▶ _SET EXERCISE_
Select each line where the word "бюджетной" appears.
== EXERCISE DATA
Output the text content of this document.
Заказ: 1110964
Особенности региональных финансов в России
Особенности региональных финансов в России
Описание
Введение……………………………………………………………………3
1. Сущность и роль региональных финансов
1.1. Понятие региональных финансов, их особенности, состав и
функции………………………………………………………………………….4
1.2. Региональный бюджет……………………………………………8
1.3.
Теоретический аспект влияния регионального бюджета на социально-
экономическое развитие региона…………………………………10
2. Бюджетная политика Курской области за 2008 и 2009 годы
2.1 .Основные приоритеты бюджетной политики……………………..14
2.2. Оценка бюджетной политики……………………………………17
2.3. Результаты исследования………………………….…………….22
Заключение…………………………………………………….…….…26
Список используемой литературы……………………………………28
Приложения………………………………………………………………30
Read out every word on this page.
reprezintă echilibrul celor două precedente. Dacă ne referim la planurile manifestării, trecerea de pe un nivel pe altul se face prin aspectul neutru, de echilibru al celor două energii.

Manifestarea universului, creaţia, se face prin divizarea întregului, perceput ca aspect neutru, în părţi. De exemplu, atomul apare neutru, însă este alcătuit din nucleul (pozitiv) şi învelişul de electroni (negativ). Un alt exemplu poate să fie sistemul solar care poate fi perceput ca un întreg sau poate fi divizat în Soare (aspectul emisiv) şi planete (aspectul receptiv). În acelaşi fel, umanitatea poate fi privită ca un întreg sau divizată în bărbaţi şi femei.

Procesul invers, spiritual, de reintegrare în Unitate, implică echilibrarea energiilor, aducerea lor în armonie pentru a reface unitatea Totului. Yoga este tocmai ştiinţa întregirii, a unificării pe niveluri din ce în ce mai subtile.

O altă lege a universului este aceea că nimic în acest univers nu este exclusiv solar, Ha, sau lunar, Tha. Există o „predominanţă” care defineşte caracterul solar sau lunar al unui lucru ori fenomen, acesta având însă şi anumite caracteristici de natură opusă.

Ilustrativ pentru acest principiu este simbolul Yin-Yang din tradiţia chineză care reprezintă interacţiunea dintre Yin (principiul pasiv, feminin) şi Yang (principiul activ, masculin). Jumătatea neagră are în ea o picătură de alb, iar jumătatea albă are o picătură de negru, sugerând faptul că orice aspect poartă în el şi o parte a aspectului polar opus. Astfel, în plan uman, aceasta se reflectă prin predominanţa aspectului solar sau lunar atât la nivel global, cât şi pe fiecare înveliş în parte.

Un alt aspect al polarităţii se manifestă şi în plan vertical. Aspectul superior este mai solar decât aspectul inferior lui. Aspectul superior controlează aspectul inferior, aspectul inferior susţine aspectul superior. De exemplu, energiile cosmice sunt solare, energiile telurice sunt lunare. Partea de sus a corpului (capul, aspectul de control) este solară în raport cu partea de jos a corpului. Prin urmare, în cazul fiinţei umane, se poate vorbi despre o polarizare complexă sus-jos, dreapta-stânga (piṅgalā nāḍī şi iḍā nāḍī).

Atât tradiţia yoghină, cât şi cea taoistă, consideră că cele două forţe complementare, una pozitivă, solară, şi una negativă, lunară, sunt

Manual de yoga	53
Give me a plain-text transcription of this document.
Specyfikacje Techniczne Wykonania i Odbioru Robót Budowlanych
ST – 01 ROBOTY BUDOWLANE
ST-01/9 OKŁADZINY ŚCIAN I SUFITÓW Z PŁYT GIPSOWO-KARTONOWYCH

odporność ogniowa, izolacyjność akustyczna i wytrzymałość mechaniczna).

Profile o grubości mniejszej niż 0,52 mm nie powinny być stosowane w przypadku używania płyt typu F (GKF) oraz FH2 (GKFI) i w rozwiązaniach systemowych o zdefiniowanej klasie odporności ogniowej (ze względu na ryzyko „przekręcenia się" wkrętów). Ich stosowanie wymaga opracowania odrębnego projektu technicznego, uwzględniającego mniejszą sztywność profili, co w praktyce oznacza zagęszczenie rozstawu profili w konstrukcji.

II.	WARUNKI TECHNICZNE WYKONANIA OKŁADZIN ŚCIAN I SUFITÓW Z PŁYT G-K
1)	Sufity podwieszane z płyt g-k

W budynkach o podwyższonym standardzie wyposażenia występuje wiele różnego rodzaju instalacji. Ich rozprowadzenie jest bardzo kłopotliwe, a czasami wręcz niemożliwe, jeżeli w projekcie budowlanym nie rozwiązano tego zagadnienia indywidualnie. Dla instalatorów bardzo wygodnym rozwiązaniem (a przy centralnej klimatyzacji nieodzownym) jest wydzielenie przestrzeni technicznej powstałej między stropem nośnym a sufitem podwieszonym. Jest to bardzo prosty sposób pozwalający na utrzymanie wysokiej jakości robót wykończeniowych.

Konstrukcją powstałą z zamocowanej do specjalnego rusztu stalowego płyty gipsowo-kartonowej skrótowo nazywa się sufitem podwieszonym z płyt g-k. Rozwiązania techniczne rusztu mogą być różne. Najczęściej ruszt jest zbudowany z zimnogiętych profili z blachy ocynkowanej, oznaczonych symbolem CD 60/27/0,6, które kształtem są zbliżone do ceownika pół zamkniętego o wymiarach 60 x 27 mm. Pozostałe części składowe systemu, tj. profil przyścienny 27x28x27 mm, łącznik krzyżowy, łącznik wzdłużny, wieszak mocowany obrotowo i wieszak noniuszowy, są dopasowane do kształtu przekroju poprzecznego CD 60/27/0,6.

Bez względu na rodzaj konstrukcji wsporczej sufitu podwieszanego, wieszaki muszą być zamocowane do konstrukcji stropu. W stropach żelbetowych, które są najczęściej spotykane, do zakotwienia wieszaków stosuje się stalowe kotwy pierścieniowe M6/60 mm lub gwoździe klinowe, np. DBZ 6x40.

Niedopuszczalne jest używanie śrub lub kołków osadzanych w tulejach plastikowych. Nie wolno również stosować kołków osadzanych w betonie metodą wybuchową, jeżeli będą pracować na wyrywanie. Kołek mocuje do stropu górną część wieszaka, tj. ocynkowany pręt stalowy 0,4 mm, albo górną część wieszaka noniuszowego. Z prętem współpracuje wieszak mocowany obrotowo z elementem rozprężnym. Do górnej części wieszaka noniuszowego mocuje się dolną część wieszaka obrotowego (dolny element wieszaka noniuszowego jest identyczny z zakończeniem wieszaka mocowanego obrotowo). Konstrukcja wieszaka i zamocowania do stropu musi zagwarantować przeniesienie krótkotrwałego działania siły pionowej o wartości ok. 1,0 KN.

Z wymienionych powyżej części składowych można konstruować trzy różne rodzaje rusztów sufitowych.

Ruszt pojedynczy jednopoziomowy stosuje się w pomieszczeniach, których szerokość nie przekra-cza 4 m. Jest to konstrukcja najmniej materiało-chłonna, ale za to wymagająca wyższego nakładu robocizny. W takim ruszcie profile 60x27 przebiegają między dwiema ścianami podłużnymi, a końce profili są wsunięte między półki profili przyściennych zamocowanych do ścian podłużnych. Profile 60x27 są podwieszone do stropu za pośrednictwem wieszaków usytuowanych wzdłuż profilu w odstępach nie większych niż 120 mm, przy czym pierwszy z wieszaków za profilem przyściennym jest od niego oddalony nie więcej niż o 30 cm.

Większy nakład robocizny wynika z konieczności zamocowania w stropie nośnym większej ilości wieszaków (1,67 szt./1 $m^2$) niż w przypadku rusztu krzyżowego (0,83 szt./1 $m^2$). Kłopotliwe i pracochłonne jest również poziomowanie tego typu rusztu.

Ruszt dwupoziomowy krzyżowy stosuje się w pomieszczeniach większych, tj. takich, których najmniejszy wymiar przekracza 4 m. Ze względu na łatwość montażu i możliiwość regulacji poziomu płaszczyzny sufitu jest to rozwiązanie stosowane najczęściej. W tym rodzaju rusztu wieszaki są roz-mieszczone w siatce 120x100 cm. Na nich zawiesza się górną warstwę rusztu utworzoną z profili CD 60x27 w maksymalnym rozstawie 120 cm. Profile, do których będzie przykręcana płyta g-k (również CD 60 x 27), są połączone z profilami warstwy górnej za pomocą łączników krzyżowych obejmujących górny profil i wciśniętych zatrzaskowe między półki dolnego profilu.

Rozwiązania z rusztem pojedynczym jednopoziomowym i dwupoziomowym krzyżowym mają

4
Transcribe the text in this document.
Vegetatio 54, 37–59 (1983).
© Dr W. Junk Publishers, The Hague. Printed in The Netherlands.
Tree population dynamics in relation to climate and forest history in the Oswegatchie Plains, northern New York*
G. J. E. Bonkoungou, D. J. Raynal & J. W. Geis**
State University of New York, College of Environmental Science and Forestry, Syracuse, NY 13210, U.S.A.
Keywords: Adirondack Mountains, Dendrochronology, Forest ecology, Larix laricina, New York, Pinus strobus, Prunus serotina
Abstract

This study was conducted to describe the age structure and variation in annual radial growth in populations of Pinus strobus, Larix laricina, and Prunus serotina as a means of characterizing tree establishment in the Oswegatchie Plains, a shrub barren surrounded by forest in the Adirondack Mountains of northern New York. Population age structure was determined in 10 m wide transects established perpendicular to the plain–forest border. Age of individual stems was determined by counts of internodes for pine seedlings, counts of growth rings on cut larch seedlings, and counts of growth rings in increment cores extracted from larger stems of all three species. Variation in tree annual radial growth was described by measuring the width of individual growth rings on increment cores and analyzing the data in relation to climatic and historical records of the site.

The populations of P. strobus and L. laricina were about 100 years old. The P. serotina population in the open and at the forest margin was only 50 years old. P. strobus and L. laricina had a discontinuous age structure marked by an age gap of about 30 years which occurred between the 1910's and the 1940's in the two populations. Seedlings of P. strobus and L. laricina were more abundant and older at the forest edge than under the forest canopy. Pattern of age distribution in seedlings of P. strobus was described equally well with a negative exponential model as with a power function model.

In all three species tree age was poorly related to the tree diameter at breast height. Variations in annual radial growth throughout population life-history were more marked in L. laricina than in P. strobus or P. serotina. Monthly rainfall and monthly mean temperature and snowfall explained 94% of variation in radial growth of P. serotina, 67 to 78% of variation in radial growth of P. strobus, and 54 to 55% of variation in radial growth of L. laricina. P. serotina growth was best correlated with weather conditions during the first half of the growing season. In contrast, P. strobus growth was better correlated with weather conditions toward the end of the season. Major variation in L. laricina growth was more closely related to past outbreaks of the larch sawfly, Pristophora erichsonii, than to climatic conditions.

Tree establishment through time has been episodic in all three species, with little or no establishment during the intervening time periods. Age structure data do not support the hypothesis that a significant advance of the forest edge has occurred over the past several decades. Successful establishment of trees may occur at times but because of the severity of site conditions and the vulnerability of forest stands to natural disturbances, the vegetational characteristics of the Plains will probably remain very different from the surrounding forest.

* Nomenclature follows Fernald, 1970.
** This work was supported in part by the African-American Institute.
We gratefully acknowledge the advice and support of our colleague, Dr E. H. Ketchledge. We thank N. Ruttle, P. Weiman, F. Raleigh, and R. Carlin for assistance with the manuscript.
====
▶ _ANSWER IN FULL_
2.1 .Основные приоритеты бюджетной политики……………………..14
2.2. Оценка бюджетной политики……………………………………17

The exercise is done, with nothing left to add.